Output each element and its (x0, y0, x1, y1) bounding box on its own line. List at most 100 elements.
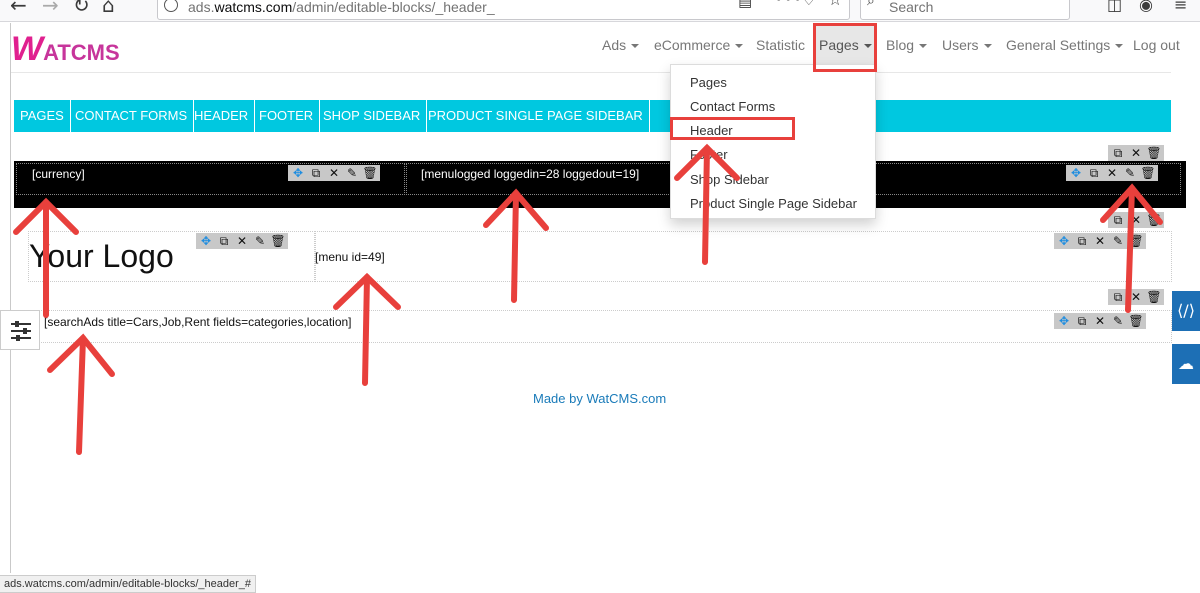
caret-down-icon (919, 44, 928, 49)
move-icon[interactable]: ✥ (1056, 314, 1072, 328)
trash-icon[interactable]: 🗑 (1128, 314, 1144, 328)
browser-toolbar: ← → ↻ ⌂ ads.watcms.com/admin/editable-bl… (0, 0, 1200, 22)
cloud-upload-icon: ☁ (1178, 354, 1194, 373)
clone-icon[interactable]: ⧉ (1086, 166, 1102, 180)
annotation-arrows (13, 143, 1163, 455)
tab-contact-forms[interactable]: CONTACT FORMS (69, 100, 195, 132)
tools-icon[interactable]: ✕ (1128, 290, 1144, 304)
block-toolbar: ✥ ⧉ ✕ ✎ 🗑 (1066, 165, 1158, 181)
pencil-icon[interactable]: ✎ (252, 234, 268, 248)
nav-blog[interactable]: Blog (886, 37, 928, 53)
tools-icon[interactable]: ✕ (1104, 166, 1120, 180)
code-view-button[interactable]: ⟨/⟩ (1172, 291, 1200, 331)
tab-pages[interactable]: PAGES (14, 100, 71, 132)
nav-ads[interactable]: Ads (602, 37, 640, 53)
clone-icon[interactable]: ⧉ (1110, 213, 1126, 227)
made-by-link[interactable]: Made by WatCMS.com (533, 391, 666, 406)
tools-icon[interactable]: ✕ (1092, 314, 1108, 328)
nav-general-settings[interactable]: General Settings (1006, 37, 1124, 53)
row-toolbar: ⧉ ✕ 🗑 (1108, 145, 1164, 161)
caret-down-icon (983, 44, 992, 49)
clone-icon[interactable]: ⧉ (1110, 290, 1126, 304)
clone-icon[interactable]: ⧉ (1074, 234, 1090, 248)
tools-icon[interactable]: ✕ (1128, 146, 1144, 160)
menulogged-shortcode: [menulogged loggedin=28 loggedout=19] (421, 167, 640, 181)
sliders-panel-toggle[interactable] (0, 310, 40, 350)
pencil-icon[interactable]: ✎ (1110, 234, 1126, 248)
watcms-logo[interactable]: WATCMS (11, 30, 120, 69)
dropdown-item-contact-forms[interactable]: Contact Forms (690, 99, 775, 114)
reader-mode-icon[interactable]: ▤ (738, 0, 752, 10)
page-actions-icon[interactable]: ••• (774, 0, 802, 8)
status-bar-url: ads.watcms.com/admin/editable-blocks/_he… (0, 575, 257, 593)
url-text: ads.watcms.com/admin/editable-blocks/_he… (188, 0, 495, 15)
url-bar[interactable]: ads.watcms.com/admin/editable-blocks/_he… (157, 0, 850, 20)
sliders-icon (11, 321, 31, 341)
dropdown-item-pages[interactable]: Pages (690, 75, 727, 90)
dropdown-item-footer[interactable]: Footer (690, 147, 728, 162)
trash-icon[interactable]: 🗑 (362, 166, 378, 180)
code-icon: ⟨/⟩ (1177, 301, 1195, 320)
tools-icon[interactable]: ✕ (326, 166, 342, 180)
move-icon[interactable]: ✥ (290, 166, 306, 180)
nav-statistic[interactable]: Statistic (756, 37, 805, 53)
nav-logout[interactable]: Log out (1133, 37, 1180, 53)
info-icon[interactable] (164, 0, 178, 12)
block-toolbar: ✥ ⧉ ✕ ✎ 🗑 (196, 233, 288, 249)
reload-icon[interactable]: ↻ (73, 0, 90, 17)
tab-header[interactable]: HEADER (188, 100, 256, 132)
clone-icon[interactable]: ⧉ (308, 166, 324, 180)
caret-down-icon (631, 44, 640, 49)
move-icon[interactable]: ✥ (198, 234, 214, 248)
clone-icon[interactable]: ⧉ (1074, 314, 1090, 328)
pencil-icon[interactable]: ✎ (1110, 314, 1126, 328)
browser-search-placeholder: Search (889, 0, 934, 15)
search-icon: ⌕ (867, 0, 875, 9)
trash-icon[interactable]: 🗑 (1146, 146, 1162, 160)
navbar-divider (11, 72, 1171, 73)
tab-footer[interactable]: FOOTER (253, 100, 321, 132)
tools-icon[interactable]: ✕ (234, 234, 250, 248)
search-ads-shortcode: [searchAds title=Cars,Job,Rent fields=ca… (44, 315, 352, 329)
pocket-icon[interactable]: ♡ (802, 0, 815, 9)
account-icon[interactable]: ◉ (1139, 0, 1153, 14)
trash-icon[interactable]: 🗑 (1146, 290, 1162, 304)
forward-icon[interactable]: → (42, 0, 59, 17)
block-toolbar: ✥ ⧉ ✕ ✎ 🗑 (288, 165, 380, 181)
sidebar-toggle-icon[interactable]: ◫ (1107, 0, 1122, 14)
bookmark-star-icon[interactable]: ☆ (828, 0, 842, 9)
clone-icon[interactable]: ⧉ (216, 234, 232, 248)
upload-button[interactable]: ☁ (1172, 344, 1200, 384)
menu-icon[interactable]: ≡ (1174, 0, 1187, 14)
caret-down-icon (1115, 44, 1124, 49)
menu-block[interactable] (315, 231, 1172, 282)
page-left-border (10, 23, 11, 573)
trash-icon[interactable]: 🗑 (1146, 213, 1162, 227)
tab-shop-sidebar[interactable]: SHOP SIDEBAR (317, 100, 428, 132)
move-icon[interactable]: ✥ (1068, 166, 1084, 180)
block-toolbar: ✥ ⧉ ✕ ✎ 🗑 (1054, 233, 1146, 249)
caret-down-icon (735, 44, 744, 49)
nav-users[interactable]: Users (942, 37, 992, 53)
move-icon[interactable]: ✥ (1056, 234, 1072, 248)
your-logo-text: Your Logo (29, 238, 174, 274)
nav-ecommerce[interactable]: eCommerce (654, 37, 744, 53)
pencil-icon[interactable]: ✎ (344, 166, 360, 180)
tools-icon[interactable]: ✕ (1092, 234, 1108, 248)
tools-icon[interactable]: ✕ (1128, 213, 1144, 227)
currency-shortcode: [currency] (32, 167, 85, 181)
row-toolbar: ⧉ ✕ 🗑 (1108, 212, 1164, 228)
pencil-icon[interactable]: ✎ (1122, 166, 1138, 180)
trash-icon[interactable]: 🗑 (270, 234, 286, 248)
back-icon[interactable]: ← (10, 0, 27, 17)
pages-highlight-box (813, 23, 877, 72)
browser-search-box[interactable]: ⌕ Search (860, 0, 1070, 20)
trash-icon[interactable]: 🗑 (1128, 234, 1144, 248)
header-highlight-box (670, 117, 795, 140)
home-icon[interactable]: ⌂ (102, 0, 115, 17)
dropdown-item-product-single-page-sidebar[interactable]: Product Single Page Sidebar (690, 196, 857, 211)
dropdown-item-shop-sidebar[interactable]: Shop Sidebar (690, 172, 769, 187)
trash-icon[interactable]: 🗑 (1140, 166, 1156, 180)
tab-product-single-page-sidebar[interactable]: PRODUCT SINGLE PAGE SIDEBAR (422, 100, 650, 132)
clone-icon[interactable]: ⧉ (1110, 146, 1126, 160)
========
### GIVEN EXERCISE
Express every line of the data above as a Markdown table with the columns "Row" and "Text." Number each line in the Row column, skip blank lines, and omit the pictures.

### ANSWER IN FULL
| Row | Text |
|---|---|
| 1 | Output each element and its (x0, y0, x1, y1) bounding box on its own line. List at most 100 elements. |
| 2 | caret-down-icon (919, 44, 928, 49) |
| 3 | move-icon[interactable]: ✥ (1056, 314, 1072, 328) |
| 4 | trash-icon[interactable]: 🗑 (1128, 314, 1144, 328) |
| 5 | browser-toolbar: ← → ↻ ⌂ ads.watcms.com/admin/editable-bl… (0, 0, 1200, 22) |
| 6 | cloud-upload-icon: ☁ (1178, 354, 1194, 373) |
| 7 | clone-icon[interactable]: ⧉ (1086, 166, 1102, 180) |
| 8 | annotation-arrows (13, 143, 1163, 455) |
| 9 | tab-contact-forms[interactable]: CONTACT FORMS (69, 100, 195, 132) |
| 10 | tools-icon[interactable]: ✕ (1128, 290, 1144, 304) |
| 11 | block-toolbar: ✥ ⧉ ✕ ✎ 🗑 (1066, 165, 1158, 181) |
| 12 | pencil-icon[interactable]: ✎ (252, 234, 268, 248) |
| 13 | nav-blog[interactable]: Blog (886, 37, 928, 53) |
| 14 | tools-icon[interactable]: ✕ (1104, 166, 1120, 180) |
| 15 | code-view-button[interactable]: ⟨/⟩ (1172, 291, 1200, 331) |
| 16 | tab-pages[interactable]: PAGES (14, 100, 71, 132) |
| 17 | nav-ads[interactable]: Ads (602, 37, 640, 53) |
| 18 | clone-icon[interactable]: ⧉ (1110, 213, 1126, 227) |
| 19 | made-by-link[interactable]: Made by WatCMS.com (533, 391, 666, 406) |
| 20 | tools-icon[interactable]: ✕ (1092, 314, 1108, 328) |
| 21 | nav-general-settings[interactable]: General Settings (1006, 37, 1124, 53) |
| 22 | row-toolbar: ⧉ ✕ 🗑 (1108, 145, 1164, 161) |
| 23 | caret-down-icon (983, 44, 992, 49) |
| 24 | clone-icon[interactable]: ⧉ (1110, 290, 1126, 304) |
| 25 | clone-icon[interactable]: ⧉ (1074, 234, 1090, 248) |
| 26 | tools-icon[interactable]: ✕ (1128, 146, 1144, 160) |
| 27 | menulogged-shortcode: [menulogged loggedin=28 loggedout=19] (421, 167, 640, 181) |
| 28 | sliders-panel-toggle[interactable] (0, 310, 40, 350) |
| 29 | pencil-icon[interactable]: ✎ (1110, 234, 1126, 248) |
| 30 | watcms-logo[interactable]: WATCMS (11, 30, 120, 69) |
| 31 | dropdown-item-contact-forms[interactable]: Contact Forms (690, 99, 775, 114) |
| 32 | reader-mode-icon[interactable]: ▤ (738, 0, 752, 10) |
| 33 | page-actions-icon[interactable]: ••• (774, 0, 802, 8) |
| 34 | status-bar-url: ads.watcms.com/admin/editable-blocks/_he… (0, 575, 257, 593) |
| 35 | url-text: ads.watcms.com/admin/editable-blocks/_he… (188, 0, 495, 15) |
| 36 | url-bar[interactable]: ads.watcms.com/admin/editable-blocks/_he… (157, 0, 850, 20) |
| 37 | sliders-icon (11, 321, 31, 341) |
| 38 | dropdown-item-pages[interactable]: Pages (690, 75, 727, 90) |
| 39 | dropdown-item-footer[interactable]: Footer (690, 147, 728, 162) |
| 40 | trash-icon[interactable]: 🗑 (362, 166, 378, 180) |
| 41 | code-icon: ⟨/⟩ (1177, 301, 1195, 320) |
| 42 | tools-icon[interactable]: ✕ (326, 166, 342, 180) |
| 43 | move-icon[interactable]: ✥ (290, 166, 306, 180) |
| 44 | nav-statistic[interactable]: Statistic (756, 37, 805, 53) |
| 45 | nav-logout[interactable]: Log out (1133, 37, 1180, 53) |
| 46 | info-icon[interactable] (164, 0, 178, 12) |
| 47 | block-toolbar: ✥ ⧉ ✕ ✎ 🗑 (196, 233, 288, 249) |
| 48 | reload-icon[interactable]: ↻ (73, 0, 90, 17) |
| 49 | tab-header[interactable]: HEADER (188, 100, 256, 132) |
| 50 | clone-icon[interactable]: ⧉ (308, 166, 324, 180) |
| 51 | caret-down-icon (631, 44, 640, 49) |
| 52 | move-icon[interactable]: ✥ (198, 234, 214, 248) |
| 53 | clone-icon[interactable]: ⧉ (1074, 314, 1090, 328) |
| 54 | pencil-icon[interactable]: ✎ (1110, 314, 1126, 328) |
| 55 | browser-search-placeholder: Search (889, 0, 934, 15) |
| 56 | search-icon: ⌕ (867, 0, 875, 9) |
| 57 | trash-icon[interactable]: 🗑 (1146, 146, 1162, 160) |
| 58 | navbar-divider (11, 72, 1171, 73) |
| 59 | tab-footer[interactable]: FOOTER (253, 100, 321, 132) |
| 60 | tools-icon[interactable]: ✕ (234, 234, 250, 248) |
| 61 | search-ads-shortcode: [searchAds title=Cars,Job,Rent fields=ca… (44, 315, 352, 329) |
| 62 | pocket-icon[interactable]: ♡ (802, 0, 815, 9) |
| 63 | account-icon[interactable]: ◉ (1139, 0, 1153, 14) |
| 64 | trash-icon[interactable]: 🗑 (1146, 290, 1162, 304) |
| 65 | forward-icon[interactable]: → (42, 0, 59, 17) |
| 66 | block-toolbar: ✥ ⧉ ✕ ✎ 🗑 (288, 165, 380, 181) |
| 67 | sidebar-toggle-icon[interactable]: ◫ (1107, 0, 1122, 14) |
| 68 | bookmark-star-icon[interactable]: ☆ (828, 0, 842, 9) |
| 69 | clone-icon[interactable]: ⧉ (216, 234, 232, 248) |
| 70 | upload-button[interactable]: ☁ (1172, 344, 1200, 384) |
| 71 | menu-icon[interactable]: ≡ (1174, 0, 1187, 14) |
| 72 | caret-down-icon (1115, 44, 1124, 49) |
| 73 | menu-block[interactable] (315, 231, 1172, 282) |
| 74 | page-left-border (10, 23, 11, 573) |
| 75 | trash-icon[interactable]: 🗑 (1146, 213, 1162, 227) |
| 76 | tab-shop-sidebar[interactable]: SHOP SIDEBAR (317, 100, 428, 132) |
| 77 | move-icon[interactable]: ✥ (1068, 166, 1084, 180) |
| 78 | block-toolbar: ✥ ⧉ ✕ ✎ 🗑 (1054, 233, 1146, 249) |
| 79 | caret-down-icon (735, 44, 744, 49) |
| 80 | nav-users[interactable]: Users (942, 37, 992, 53) |
| 81 | move-icon[interactable]: ✥ (1056, 234, 1072, 248) |
| 82 | your-logo-text: Your Logo (29, 238, 174, 274) |
| 83 | nav-ecommerce[interactable]: eCommerce (654, 37, 744, 53) |
| 84 | pencil-icon[interactable]: ✎ (344, 166, 360, 180) |
| 85 | tools-icon[interactable]: ✕ (1092, 234, 1108, 248) |
| 86 | tools-icon[interactable]: ✕ (1128, 213, 1144, 227) |
| 87 | currency-shortcode: [currency] (32, 167, 85, 181) |
| 88 | row-toolbar: ⧉ ✕ 🗑 (1108, 212, 1164, 228) |
| 89 | pencil-icon[interactable]: ✎ (1122, 166, 1138, 180) |
| 90 | trash-icon[interactable]: 🗑 (270, 234, 286, 248) |
| 91 | back-icon[interactable]: ← (10, 0, 27, 17) |
| 92 | pages-highlight-box (813, 23, 877, 72) |
| 93 | browser-search-box[interactable]: ⌕ Search (860, 0, 1070, 20) |
| 94 | trash-icon[interactable]: 🗑 (1128, 234, 1144, 248) |
| 95 | header-highlight-box (670, 117, 795, 140) |
| 96 | home-icon[interactable]: ⌂ (102, 0, 115, 17) |
| 97 | dropdown-item-product-single-page-sidebar[interactable]: Product Single Page Sidebar (690, 196, 857, 211) |
| 98 | dropdown-item-shop-sidebar[interactable]: Shop Sidebar (690, 172, 769, 187) |
| 99 | trash-icon[interactable]: 🗑 (1140, 166, 1156, 180) |
| 100 | tab-product-single-page-sidebar[interactable]: PRODUCT SINGLE PAGE SIDEBAR (422, 100, 650, 132) |
| 101 | clone-icon[interactable]: ⧉ (1110, 146, 1126, 160) |